- _Exercise tasks_
1. Copy from the CVE-2019-10200 bug report the part that opens with the words containing "Reported: 2019-07-16 02:59" and closes with "availability is high.".
2. Translate this sentence from the CVE-2019-10200 bug report into Spanish: "Pod access to the host network can be granted with the hostnetwork SCC."
3. According to the CVE-2019-10200 bug report, who reported the bug?

Bug 1730161 (CVE-2019-10200) - CVE-2019-10200 openshift: Users with permission to schedule pods on master nodes can access credentials for AWS IAM roles
Summary: CVE-2019-10200 openshift: Users with permission to schedule pods on master no...
Keywords:
Status: CLOSED ERRATA
Alias: CVE-2019-10200
Product: Security Response
Classification: Other
Component: vulnerability
Version: unspecified
Hardware: All
OS: Linux
medium
medium
Target Milestone: ---
Assignee: Red Hat Product Security
QA Contact:
URL:
Whiteboard:
Depends On: 1729242 1730165 1782646 1782647
Blocks: 1729923 1940792
TreeView+ depends on / blocked
 
Reported: 2019-07-16 02:59 UTC by Sam Fowler
Modified: 2021-10-25 09:52 UTC (History)
19 users (show)

Fixed In Version:
Doc Type: If docs needed, set a value
Doc Text:
A flaw was discovered in OpenShift Container Platform 4 where, by default, users with access to create pods also have the ability to schedule workloads on master nodes. Pods with permission to access the host network, running on master nodes, can retrieve security credentials for the master AWS IAM role, allowing management access to AWS resources. With access to the security credentials, the user then has access to the entire infrastructure. Impact to data and system availability is high.
Clone Of:
Environment:
Last Closed: 2021-10-25 09:52:58 UTC
Embargoed:


Attachments (Terms of Use)

Description Sam Fowler 2019-07-16 02:59:38 UTC
In the default configuration, OpenShift Container Platform 4 allows users with access to create pods the ability to schedule workloads on master nodes. Pods with permission to access the host network, running on master nodes, can retrieve security credentials for the master AWS IAM role, allowing management access to AWS resources. Pod access to the host network can be granted with the hostnetwork SCC.

- _Records shown_
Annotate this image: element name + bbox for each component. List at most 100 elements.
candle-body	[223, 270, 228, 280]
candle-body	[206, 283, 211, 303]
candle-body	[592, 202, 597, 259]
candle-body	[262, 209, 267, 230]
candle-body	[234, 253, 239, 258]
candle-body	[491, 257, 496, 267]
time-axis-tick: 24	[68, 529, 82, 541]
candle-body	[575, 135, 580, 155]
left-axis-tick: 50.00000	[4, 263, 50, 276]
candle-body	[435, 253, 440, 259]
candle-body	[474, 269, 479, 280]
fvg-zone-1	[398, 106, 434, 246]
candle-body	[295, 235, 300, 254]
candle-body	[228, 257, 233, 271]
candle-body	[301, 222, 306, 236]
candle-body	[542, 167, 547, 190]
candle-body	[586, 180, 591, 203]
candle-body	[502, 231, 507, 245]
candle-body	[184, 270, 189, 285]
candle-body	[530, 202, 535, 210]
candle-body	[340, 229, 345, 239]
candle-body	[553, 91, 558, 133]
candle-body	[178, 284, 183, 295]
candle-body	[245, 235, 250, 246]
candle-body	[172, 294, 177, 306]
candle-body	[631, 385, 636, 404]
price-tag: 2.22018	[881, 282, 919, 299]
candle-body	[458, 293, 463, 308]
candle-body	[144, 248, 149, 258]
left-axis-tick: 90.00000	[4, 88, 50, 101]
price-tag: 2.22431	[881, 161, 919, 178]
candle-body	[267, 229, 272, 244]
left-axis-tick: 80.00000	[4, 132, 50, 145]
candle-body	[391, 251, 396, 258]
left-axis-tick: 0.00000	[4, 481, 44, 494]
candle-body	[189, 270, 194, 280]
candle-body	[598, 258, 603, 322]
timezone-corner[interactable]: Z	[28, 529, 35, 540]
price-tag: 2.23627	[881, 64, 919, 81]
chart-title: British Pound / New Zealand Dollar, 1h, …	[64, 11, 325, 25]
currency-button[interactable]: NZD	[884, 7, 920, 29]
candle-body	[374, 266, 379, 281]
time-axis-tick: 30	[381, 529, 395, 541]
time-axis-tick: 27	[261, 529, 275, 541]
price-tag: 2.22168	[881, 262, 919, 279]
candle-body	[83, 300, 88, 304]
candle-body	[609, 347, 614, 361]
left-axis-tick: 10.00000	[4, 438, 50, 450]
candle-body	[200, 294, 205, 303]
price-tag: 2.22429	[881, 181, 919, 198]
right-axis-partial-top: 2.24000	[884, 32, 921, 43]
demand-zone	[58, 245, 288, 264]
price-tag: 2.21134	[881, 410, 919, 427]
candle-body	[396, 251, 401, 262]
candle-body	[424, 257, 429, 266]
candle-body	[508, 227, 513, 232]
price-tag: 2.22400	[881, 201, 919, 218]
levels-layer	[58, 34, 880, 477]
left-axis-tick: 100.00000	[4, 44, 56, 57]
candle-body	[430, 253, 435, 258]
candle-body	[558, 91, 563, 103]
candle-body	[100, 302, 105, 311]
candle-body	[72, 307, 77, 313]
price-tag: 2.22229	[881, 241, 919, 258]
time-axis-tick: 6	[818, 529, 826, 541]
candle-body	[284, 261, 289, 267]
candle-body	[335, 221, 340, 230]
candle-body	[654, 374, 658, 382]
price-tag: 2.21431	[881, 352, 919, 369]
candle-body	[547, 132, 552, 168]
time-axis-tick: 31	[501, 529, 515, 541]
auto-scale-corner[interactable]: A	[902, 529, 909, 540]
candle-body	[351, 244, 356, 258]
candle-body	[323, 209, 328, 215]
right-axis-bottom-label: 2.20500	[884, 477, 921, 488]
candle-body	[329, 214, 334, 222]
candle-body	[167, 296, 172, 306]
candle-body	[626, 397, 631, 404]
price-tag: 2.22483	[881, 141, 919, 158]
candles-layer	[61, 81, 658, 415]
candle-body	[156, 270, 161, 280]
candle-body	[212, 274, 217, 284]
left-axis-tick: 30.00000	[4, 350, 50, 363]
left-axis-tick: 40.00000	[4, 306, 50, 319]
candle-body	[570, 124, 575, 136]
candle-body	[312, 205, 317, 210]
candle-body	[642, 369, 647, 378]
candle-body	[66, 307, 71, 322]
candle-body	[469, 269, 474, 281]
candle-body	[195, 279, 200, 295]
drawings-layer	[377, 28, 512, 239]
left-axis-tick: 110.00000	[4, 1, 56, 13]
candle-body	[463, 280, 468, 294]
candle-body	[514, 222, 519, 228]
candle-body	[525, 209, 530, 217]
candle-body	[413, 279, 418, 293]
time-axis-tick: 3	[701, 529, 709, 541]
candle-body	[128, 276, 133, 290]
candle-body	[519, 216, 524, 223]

- _Exercise responses_
1.
Reported: 2019-07-16 02:59 UTC by Sam Fowler
Modified: 2021-10-25 09:52 UTC (History)
19 users (show)

Fixed In Version:
Doc Type: If docs needed, set a value
Doc Text:
A flaw was discovered in OpenShift Container Platform 4 where, by default, users with access to create pods also have the ability to schedule workloads on master nodes. Pods with permission to access the host network, running on master nodes, can retrieve security credentials for the master AWS IAM role, allowing management access to AWS resources. With access to the security credentials, the user then has access to the entire infrastructure. Impact to data and system availability is high.

2. El acceso de los pods a la red del host se puede conceder con la SCC hostnetwork.

3. Sam Fowler